(REQUIRED TASK) Pull out every line from the listing that has the word "title".
-----
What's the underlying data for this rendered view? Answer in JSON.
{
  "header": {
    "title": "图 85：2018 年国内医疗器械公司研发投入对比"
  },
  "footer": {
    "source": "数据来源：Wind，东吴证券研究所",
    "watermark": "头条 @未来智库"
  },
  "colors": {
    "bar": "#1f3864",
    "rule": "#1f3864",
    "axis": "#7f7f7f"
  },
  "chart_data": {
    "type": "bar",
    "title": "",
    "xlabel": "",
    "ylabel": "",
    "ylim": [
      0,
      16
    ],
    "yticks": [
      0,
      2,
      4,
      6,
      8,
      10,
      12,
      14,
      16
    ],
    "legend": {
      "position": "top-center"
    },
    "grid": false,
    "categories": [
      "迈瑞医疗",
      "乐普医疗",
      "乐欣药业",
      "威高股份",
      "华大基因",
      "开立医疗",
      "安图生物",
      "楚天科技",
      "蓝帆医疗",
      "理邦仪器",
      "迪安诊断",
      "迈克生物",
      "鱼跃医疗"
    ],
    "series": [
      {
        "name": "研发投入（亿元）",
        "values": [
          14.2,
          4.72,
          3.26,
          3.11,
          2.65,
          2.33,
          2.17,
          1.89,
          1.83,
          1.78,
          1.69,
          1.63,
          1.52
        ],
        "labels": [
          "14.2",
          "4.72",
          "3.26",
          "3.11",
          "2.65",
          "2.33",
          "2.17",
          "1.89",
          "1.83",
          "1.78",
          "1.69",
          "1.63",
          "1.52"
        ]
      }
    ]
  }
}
-----
(TASK ANSWER)
    "title": "图 85：2018 年国内医疗器械公司研发投入对比"
    "title": "",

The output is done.